» **ASSIGNMENT**
Scan the data below for the string "blir". Copy every line where it appears.

» **SUPPLIED DATA**

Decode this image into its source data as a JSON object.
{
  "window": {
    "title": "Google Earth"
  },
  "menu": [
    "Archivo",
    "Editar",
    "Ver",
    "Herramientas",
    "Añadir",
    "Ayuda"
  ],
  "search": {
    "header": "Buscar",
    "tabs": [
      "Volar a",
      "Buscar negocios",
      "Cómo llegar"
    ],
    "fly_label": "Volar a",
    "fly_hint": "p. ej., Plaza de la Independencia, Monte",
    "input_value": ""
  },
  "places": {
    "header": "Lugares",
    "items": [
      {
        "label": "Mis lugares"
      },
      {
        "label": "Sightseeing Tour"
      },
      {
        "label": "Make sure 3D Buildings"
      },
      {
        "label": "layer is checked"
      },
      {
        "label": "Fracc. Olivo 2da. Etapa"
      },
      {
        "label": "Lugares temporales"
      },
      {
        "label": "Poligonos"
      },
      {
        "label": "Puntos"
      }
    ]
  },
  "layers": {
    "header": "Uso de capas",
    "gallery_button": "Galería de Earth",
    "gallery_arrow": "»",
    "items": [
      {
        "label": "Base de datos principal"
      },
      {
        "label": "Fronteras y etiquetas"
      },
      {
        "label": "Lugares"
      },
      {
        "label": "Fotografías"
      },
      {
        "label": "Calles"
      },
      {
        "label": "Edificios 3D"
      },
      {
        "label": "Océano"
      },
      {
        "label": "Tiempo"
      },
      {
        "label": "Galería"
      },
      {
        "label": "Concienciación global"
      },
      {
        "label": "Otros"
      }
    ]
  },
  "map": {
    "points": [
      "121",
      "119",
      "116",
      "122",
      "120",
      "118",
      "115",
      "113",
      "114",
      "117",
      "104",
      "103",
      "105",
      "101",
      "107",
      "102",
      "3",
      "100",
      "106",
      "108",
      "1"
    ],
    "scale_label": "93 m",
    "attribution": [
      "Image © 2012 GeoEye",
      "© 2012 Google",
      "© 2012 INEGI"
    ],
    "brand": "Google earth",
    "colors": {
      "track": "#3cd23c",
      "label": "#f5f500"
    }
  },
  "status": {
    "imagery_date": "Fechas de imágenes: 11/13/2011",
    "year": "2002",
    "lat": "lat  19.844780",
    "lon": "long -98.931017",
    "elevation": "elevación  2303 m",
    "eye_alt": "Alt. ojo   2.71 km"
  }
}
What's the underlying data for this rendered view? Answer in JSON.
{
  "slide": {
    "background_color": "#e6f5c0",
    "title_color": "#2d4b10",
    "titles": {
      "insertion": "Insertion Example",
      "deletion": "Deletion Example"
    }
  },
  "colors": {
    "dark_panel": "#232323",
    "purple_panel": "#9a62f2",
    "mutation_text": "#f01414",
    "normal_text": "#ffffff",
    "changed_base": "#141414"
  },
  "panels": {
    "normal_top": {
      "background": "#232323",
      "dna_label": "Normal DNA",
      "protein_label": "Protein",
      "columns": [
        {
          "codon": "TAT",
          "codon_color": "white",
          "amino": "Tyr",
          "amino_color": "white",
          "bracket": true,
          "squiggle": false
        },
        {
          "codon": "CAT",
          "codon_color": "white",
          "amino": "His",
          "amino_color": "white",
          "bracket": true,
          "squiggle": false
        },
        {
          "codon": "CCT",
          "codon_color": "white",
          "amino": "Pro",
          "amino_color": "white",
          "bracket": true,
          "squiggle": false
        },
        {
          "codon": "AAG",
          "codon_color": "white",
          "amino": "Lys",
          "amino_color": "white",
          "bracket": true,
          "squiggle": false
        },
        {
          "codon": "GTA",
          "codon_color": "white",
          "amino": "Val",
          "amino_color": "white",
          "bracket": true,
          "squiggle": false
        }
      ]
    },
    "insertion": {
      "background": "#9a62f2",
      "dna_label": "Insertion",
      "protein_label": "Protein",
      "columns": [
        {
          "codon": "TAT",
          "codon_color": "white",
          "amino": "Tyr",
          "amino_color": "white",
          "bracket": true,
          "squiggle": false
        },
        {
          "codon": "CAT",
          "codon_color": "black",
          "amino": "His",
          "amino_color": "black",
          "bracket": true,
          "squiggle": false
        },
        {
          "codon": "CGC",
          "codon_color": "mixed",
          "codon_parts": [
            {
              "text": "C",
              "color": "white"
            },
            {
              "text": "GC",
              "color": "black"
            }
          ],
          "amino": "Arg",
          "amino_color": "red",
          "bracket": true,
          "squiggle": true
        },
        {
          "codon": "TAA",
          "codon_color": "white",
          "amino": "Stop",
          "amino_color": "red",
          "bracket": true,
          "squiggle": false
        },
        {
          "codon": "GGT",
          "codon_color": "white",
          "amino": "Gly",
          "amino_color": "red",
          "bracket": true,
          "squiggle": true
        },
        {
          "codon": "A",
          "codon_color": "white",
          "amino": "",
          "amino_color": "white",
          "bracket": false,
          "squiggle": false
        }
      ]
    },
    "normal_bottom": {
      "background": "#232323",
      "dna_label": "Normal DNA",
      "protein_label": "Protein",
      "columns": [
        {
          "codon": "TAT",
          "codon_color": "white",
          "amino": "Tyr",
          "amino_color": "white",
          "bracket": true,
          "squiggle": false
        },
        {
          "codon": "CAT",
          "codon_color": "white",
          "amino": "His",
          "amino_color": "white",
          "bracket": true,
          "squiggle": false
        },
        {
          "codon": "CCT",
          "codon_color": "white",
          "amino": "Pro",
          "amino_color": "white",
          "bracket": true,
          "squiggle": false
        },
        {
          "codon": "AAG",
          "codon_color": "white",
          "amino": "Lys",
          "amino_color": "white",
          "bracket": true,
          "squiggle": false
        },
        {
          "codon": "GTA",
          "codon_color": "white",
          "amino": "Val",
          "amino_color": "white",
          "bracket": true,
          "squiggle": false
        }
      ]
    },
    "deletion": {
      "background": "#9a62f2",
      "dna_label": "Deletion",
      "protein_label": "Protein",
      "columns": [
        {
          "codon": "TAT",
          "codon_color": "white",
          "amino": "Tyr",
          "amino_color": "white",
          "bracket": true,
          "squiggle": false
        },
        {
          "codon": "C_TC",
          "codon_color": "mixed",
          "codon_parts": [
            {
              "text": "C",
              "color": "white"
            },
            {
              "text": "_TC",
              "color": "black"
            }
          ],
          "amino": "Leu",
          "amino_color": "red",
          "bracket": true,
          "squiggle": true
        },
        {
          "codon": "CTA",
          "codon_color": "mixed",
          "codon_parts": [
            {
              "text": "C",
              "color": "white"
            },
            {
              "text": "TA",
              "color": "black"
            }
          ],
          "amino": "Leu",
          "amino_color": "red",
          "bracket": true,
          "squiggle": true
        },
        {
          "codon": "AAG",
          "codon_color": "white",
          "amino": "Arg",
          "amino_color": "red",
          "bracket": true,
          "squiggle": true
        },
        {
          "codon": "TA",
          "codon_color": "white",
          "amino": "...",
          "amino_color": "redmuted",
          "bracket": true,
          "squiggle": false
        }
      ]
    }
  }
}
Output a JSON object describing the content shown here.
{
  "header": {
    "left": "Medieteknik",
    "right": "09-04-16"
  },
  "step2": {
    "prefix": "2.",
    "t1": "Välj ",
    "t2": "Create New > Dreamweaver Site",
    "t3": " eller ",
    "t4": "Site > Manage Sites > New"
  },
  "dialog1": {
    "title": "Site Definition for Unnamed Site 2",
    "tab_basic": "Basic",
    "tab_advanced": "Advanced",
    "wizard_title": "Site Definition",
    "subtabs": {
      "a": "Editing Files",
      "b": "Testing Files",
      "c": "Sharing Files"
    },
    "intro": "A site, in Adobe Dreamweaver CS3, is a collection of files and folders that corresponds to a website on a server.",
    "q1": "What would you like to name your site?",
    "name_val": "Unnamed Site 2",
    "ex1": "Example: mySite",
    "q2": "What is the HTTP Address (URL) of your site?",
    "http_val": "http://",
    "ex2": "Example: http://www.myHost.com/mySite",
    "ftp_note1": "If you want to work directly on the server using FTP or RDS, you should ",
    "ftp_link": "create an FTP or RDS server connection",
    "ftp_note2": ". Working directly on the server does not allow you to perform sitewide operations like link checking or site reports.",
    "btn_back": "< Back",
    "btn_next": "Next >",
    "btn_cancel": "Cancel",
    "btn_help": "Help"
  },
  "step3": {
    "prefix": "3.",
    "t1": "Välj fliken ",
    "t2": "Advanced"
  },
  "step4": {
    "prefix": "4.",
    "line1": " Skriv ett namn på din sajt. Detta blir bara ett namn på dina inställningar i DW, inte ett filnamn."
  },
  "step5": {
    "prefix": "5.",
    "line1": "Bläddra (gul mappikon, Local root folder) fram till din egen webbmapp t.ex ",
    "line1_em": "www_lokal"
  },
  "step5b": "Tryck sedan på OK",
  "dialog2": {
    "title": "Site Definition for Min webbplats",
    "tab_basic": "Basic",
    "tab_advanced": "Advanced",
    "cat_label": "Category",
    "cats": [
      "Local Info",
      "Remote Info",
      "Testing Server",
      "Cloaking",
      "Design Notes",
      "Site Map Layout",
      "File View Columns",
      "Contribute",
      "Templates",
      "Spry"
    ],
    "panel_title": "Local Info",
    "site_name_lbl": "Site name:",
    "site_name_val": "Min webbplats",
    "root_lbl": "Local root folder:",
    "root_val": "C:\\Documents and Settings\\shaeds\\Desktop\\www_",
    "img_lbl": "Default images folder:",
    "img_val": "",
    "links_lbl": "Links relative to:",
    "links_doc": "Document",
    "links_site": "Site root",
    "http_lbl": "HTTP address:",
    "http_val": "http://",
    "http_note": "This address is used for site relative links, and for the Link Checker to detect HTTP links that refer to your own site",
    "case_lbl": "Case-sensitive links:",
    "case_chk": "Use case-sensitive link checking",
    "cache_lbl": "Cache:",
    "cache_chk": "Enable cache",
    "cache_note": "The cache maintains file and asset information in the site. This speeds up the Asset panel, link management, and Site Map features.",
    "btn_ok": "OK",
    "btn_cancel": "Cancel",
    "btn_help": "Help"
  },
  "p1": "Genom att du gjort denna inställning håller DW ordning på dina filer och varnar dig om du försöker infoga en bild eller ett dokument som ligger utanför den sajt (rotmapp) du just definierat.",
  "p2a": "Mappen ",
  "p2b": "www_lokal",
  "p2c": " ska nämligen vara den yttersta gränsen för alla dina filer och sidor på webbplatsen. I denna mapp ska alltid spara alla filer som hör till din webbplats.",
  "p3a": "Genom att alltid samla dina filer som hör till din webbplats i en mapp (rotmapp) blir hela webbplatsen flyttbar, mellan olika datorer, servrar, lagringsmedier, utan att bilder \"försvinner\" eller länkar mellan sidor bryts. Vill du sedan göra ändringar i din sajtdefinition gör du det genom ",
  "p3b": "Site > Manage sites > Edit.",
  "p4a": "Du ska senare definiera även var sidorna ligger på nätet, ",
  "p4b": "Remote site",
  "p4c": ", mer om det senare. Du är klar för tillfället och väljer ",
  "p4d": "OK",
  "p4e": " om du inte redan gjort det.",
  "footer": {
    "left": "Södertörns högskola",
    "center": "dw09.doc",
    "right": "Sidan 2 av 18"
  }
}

» **WRITTEN RESPONSE**
    "line1": " Skriv ett namn på din sajt. Detta blir bara ett namn på dina inställningar i DW, inte ett filnamn."
  "p3a": "Genom att alltid samla dina filer som hör till din webbplats i en mapp (rotmapp) blir hela webbplatsen flyttbar, mellan olika datorer, servrar, lagringsmedier, utan att bilder \"försvinner\" eller länkar mellan sidor bryts. Vill du sedan göra ändringar i din sajtdefinition gör du det genom ",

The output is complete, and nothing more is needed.